Search the listing for the string "IBES" and copy every line that contains it.

Begin Data lines

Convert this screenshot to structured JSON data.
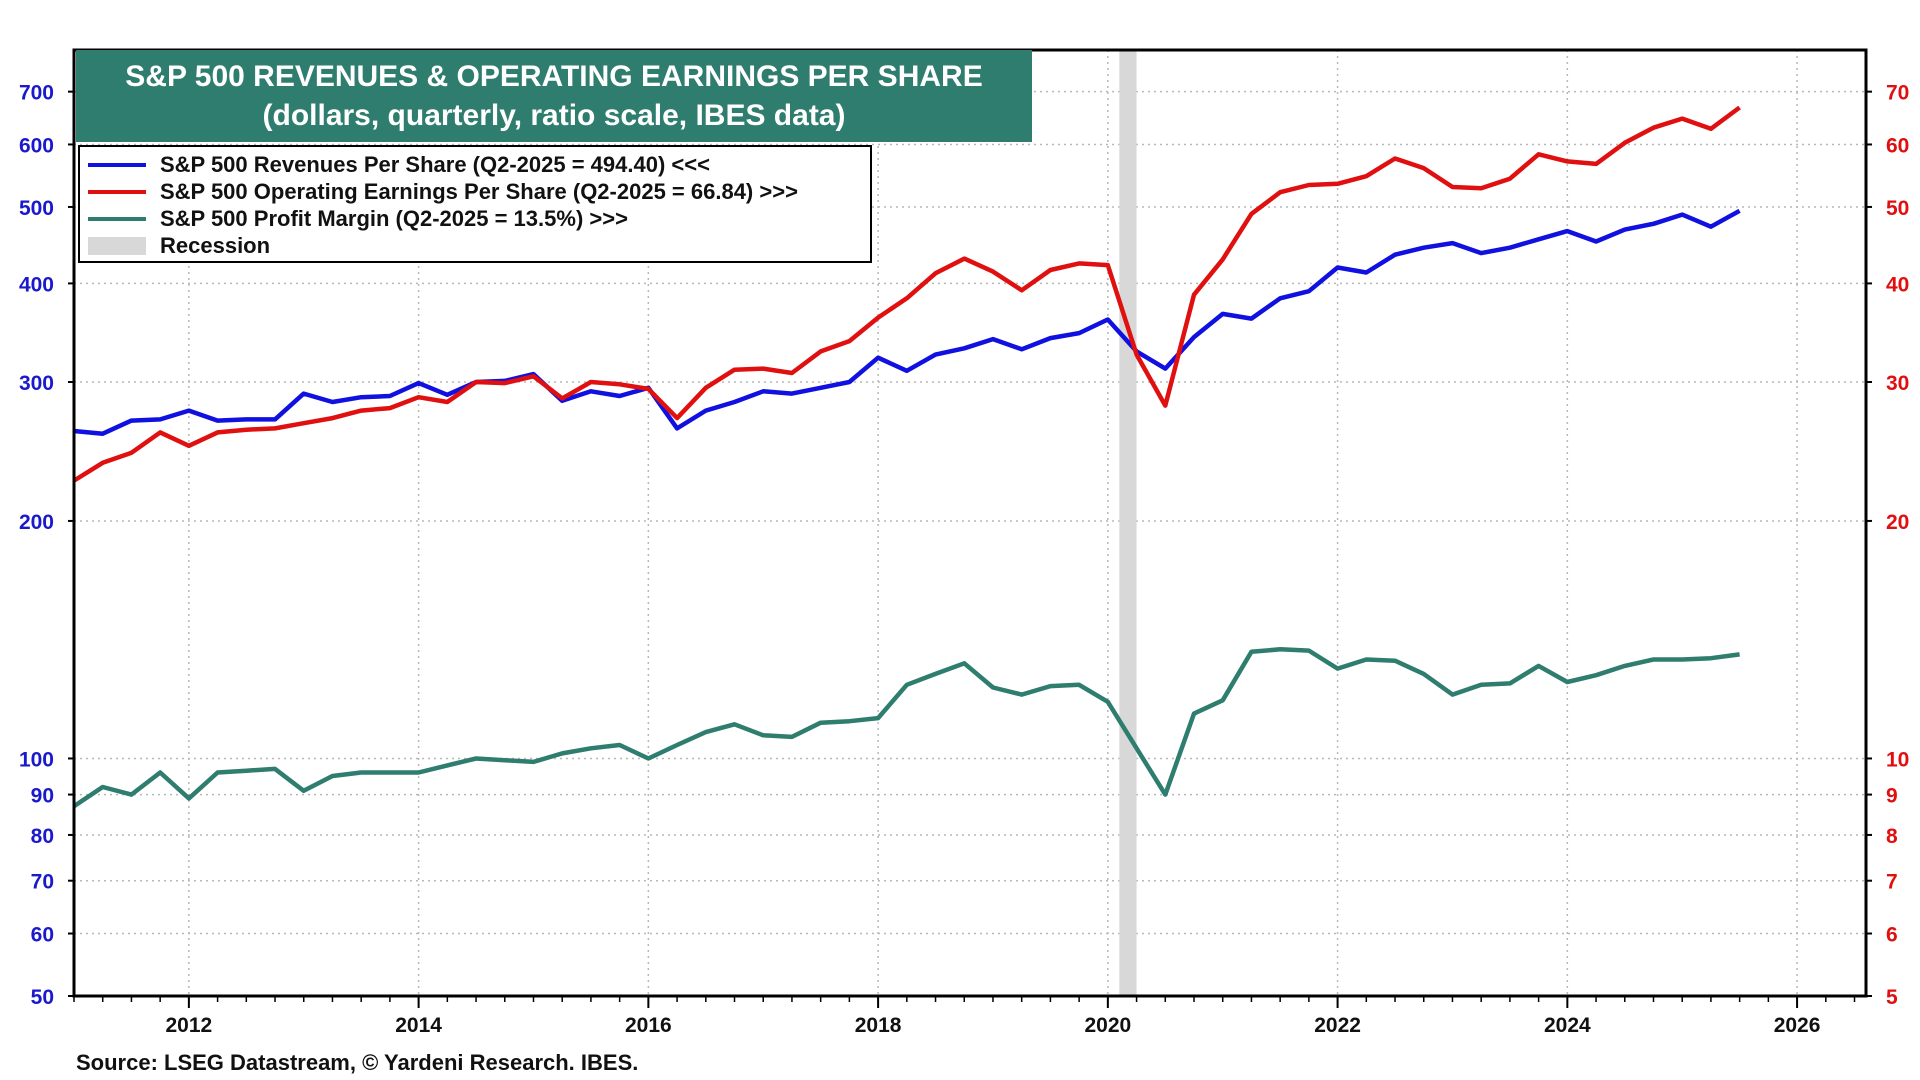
{
  "chart_data": {
    "type": "line",
    "title": "S&P 500 REVENUES & OPERATING EARNINGS PER SHARE",
    "subtitle": "(dollars, quarterly, ratio scale, IBES data)",
    "source": "Source: LSEG Datastream, © Yardeni Research. IBES.",
    "scale": "log",
    "x_range": [
      2011.0,
      2026.6
    ],
    "x_ticks": [
      2012,
      2014,
      2016,
      2018,
      2020,
      2022,
      2024,
      2026
    ],
    "x_tick_labels": [
      "2012",
      "2014",
      "2016",
      "2018",
      "2020",
      "2022",
      "2024",
      "2026"
    ],
    "left_axis": {
      "range": [
        50,
        750
      ],
      "ticks": [
        50,
        60,
        70,
        80,
        90,
        100,
        200,
        300,
        400,
        500,
        600,
        700
      ],
      "labels": [
        "50",
        "60",
        "70",
        "80",
        "90",
        "100",
        "200",
        "300",
        "400",
        "500",
        "600",
        "700"
      ],
      "color": "#1a1acc"
    },
    "right_axis": {
      "range": [
        5,
        75
      ],
      "ticks": [
        5,
        6,
        7,
        8,
        9,
        10,
        20,
        30,
        40,
        50,
        60,
        70
      ],
      "labels": [
        "5",
        "6",
        "7",
        "8",
        "9",
        "10",
        "20",
        "30",
        "40",
        "50",
        "60",
        "70"
      ],
      "color": "#e01010"
    },
    "recession": {
      "start": 2020.1,
      "end": 2020.25,
      "label": "Recession",
      "color": "#d8d8d8"
    },
    "legend": [
      {
        "label": "S&P 500 Revenues Per Share (Q2-2025 = 494.40) <<<",
        "color": "#1010e0"
      },
      {
        "label": "S&P 500 Operating Earnings Per Share (Q2-2025 = 66.84) >>>",
        "color": "#e01010"
      },
      {
        "label": "S&P 500 Profit Margin (Q2-2025 = 13.5%) >>>",
        "color": "#2e7d6e"
      },
      {
        "label": "Recession",
        "color": "#d8d8d8"
      }
    ],
    "series": [
      {
        "name": "S&P 500 Revenues Per Share",
        "axis": "left",
        "color": "#1010e0",
        "x": [
          2011.0,
          2011.25,
          2011.5,
          2011.75,
          2012.0,
          2012.25,
          2012.5,
          2012.75,
          2013.0,
          2013.25,
          2013.5,
          2013.75,
          2014.0,
          2014.25,
          2014.5,
          2014.75,
          2015.0,
          2015.25,
          2015.5,
          2015.75,
          2016.0,
          2016.25,
          2016.5,
          2016.75,
          2017.0,
          2017.25,
          2017.5,
          2017.75,
          2018.0,
          2018.25,
          2018.5,
          2018.75,
          2019.0,
          2019.25,
          2019.5,
          2019.75,
          2020.0,
          2020.25,
          2020.5,
          2020.75,
          2021.0,
          2021.25,
          2021.5,
          2021.75,
          2022.0,
          2022.25,
          2022.5,
          2022.75,
          2023.0,
          2023.25,
          2023.5,
          2023.75,
          2024.0,
          2024.25,
          2024.5,
          2024.75,
          2025.0,
          2025.25,
          2025.5
        ],
        "values": [
          260,
          258,
          268,
          269,
          276,
          268,
          269,
          269,
          290,
          283,
          287,
          288,
          299,
          289,
          300,
          301,
          307,
          284,
          292,
          288,
          295,
          262,
          276,
          283,
          292,
          290,
          295,
          300,
          322,
          310,
          325,
          331,
          340,
          330,
          341,
          346,
          360,
          328,
          312,
          342,
          366,
          361,
          383,
          391,
          419,
          413,
          435,
          444,
          450,
          437,
          444,
          455,
          466,
          452,
          468,
          476,
          489,
          472,
          494.4
        ]
      },
      {
        "name": "S&P 500 Operating Earnings Per Share",
        "axis": "right",
        "color": "#e01010",
        "x": [
          2011.0,
          2011.25,
          2011.5,
          2011.75,
          2012.0,
          2012.25,
          2012.5,
          2012.75,
          2013.0,
          2013.25,
          2013.5,
          2013.75,
          2014.0,
          2014.25,
          2014.5,
          2014.75,
          2015.0,
          2015.25,
          2015.5,
          2015.75,
          2016.0,
          2016.25,
          2016.5,
          2016.75,
          2017.0,
          2017.25,
          2017.5,
          2017.75,
          2018.0,
          2018.25,
          2018.5,
          2018.75,
          2019.0,
          2019.25,
          2019.5,
          2019.75,
          2020.0,
          2020.25,
          2020.5,
          2020.75,
          2021.0,
          2021.25,
          2021.5,
          2021.75,
          2022.0,
          2022.25,
          2022.5,
          2022.75,
          2023.0,
          2023.25,
          2023.5,
          2023.75,
          2024.0,
          2024.25,
          2024.5,
          2024.75,
          2025.0,
          2025.25,
          2025.5
        ],
        "values": [
          22.5,
          23.7,
          24.4,
          25.9,
          24.9,
          25.9,
          26.1,
          26.2,
          26.6,
          27.0,
          27.6,
          27.8,
          28.7,
          28.3,
          30.0,
          29.9,
          30.5,
          28.6,
          30.0,
          29.8,
          29.4,
          27.0,
          29.5,
          31.1,
          31.2,
          30.8,
          32.8,
          33.8,
          36.2,
          38.3,
          41.2,
          43.0,
          41.4,
          39.2,
          41.6,
          42.4,
          42.2,
          32.5,
          28.0,
          38.7,
          42.9,
          49.0,
          52.2,
          53.3,
          53.5,
          54.7,
          57.6,
          56.0,
          53.0,
          52.8,
          54.3,
          58.3,
          57.1,
          56.7,
          60.3,
          63.0,
          64.7,
          62.8,
          66.84
        ]
      },
      {
        "name": "S&P 500 Profit Margin",
        "axis": "right",
        "color": "#2e7d6e",
        "x": [
          2011.0,
          2011.25,
          2011.5,
          2011.75,
          2012.0,
          2012.25,
          2012.5,
          2012.75,
          2013.0,
          2013.25,
          2013.5,
          2013.75,
          2014.0,
          2014.25,
          2014.5,
          2014.75,
          2015.0,
          2015.25,
          2015.5,
          2015.75,
          2016.0,
          2016.25,
          2016.5,
          2016.75,
          2017.0,
          2017.25,
          2017.5,
          2017.75,
          2018.0,
          2018.25,
          2018.5,
          2018.75,
          2019.0,
          2019.25,
          2019.5,
          2019.75,
          2020.0,
          2020.25,
          2020.5,
          2020.75,
          2021.0,
          2021.25,
          2021.5,
          2021.75,
          2022.0,
          2022.25,
          2022.5,
          2022.75,
          2023.0,
          2023.25,
          2023.5,
          2023.75,
          2024.0,
          2024.25,
          2024.5,
          2024.75,
          2025.0,
          2025.25,
          2025.5
        ],
        "values": [
          8.7,
          9.2,
          9.0,
          9.6,
          8.9,
          9.6,
          9.65,
          9.7,
          9.1,
          9.5,
          9.6,
          9.6,
          9.6,
          9.8,
          10.0,
          9.95,
          9.9,
          10.15,
          10.3,
          10.4,
          10.0,
          10.4,
          10.8,
          11.05,
          10.7,
          10.65,
          11.1,
          11.15,
          11.25,
          12.4,
          12.8,
          13.2,
          12.3,
          12.05,
          12.35,
          12.4,
          11.8,
          10.3,
          9.0,
          11.4,
          11.85,
          13.65,
          13.75,
          13.7,
          13.0,
          13.35,
          13.3,
          12.8,
          12.05,
          12.4,
          12.45,
          13.1,
          12.5,
          12.75,
          13.1,
          13.35,
          13.35,
          13.4,
          13.55
        ]
      }
    ]
  }
}
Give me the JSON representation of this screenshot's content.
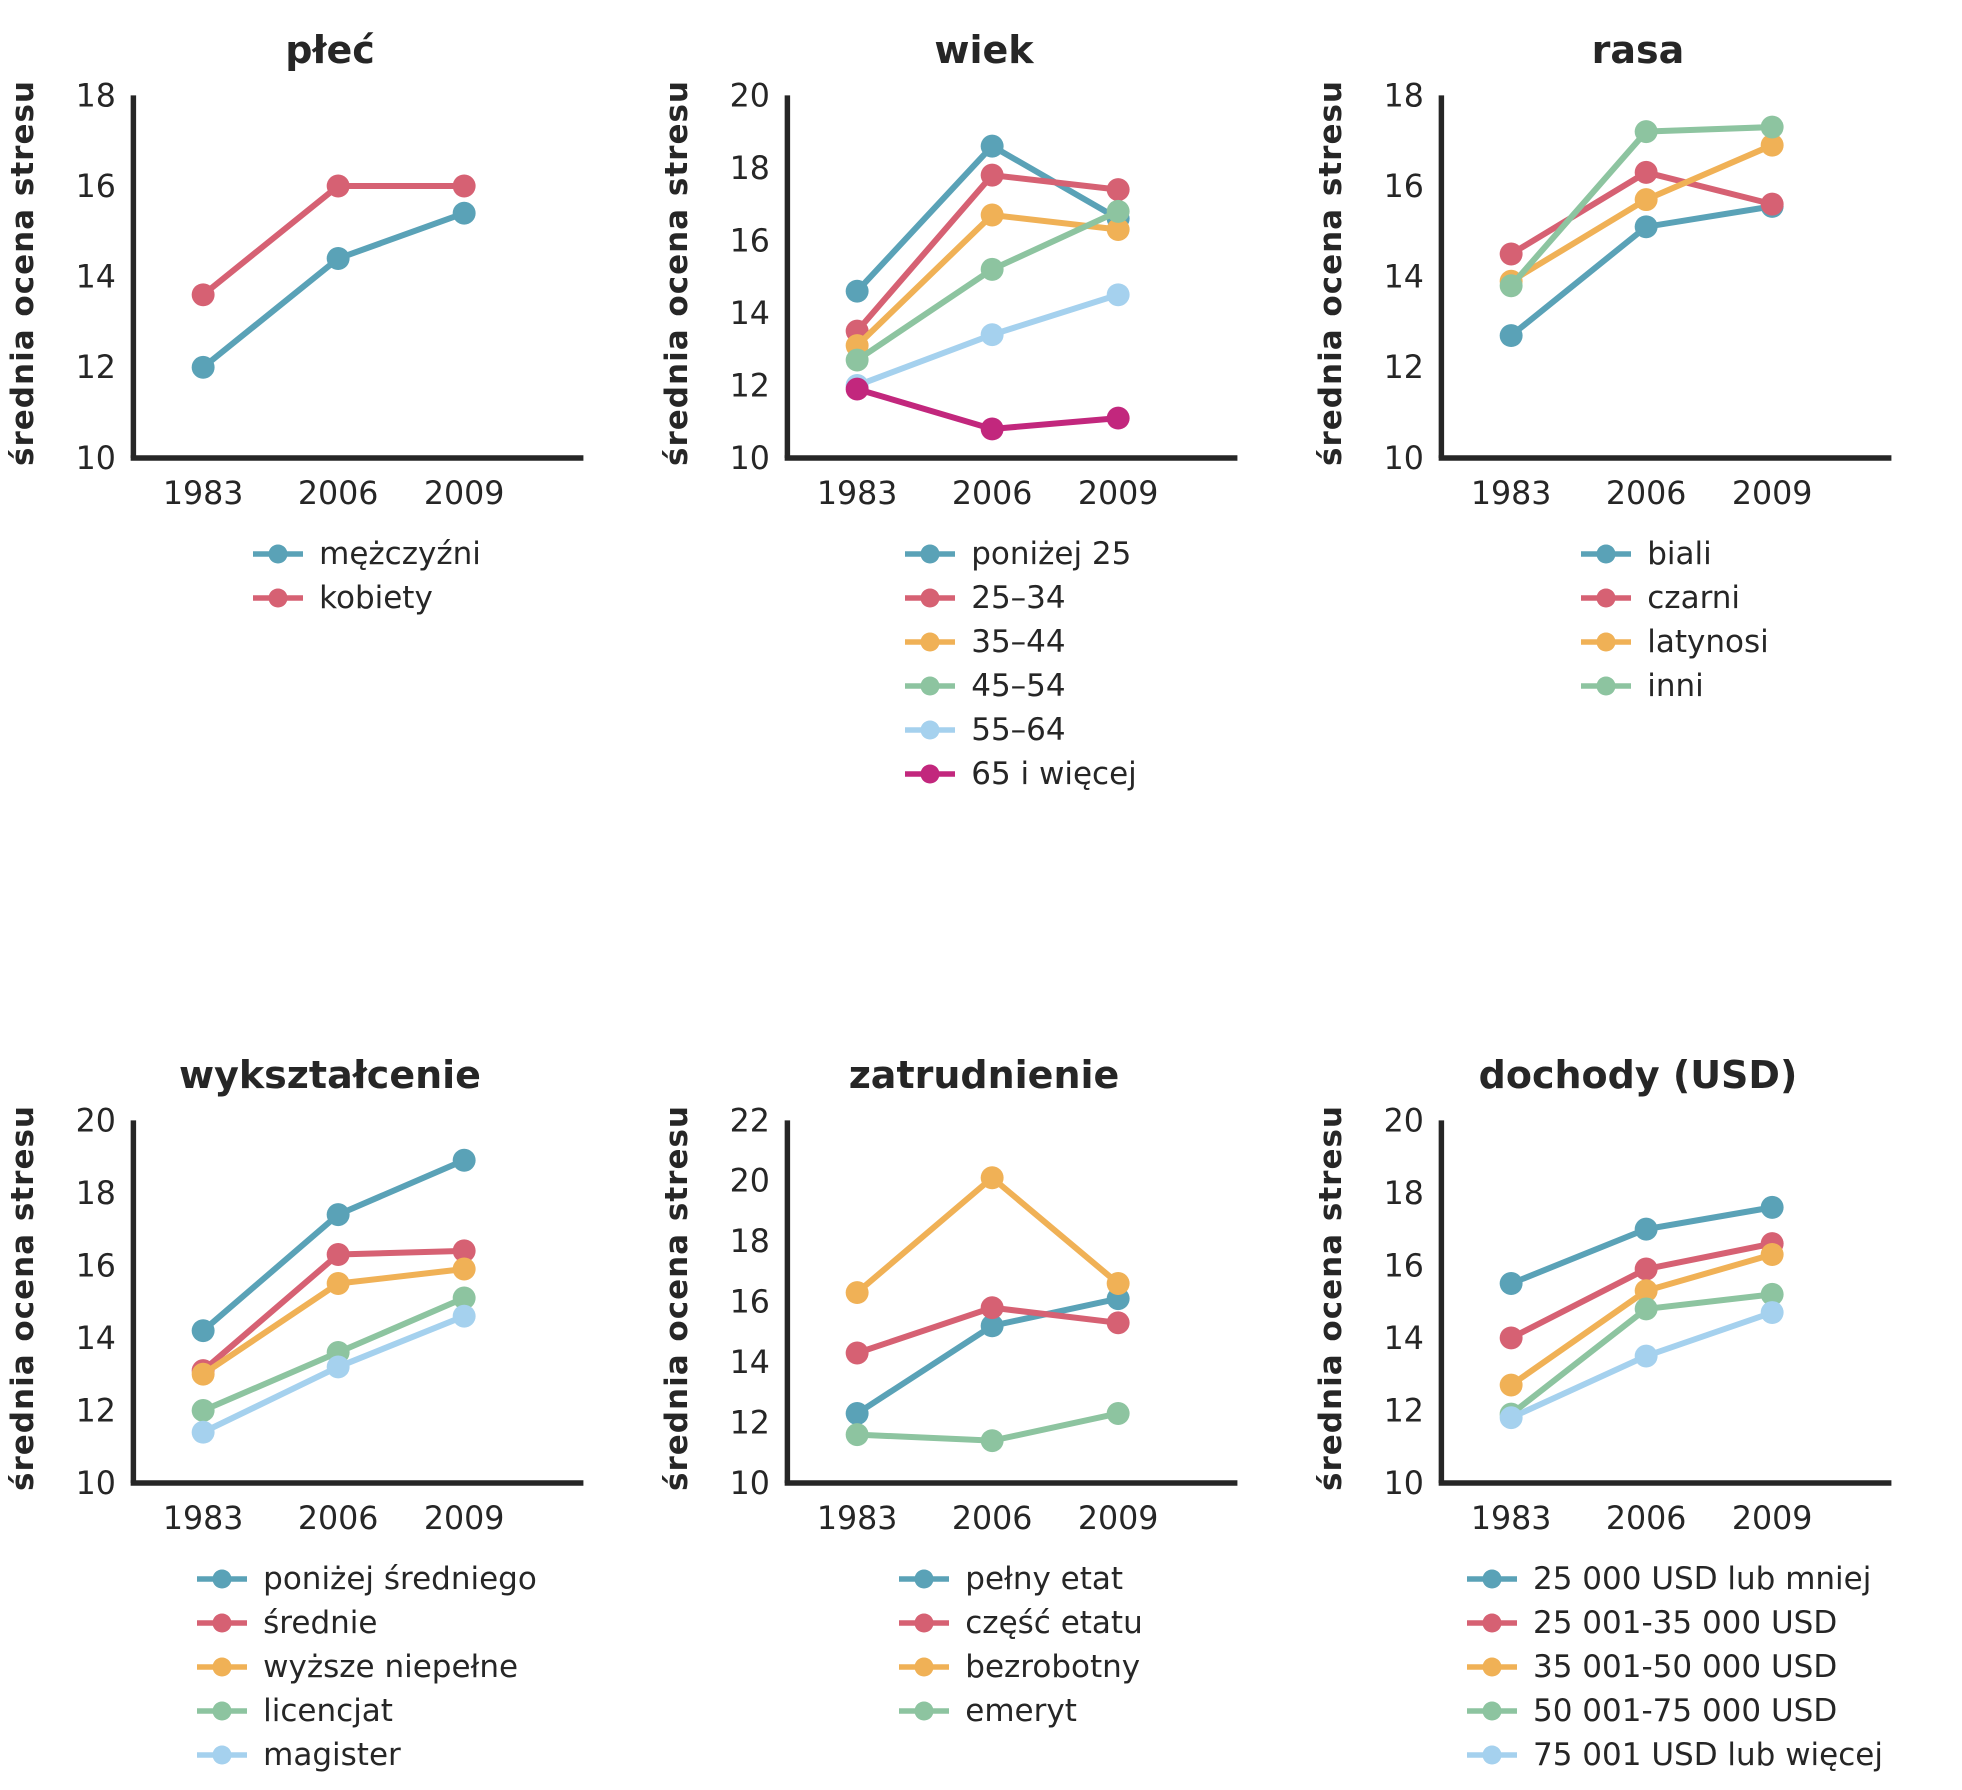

End Data lines

▶ [Answer below]:
    "subtitle": "(dollars, quarterly, ratio scale, IBES data)",
    "source": "Source: LSEG Datastream, © Yardeni Research. IBES.",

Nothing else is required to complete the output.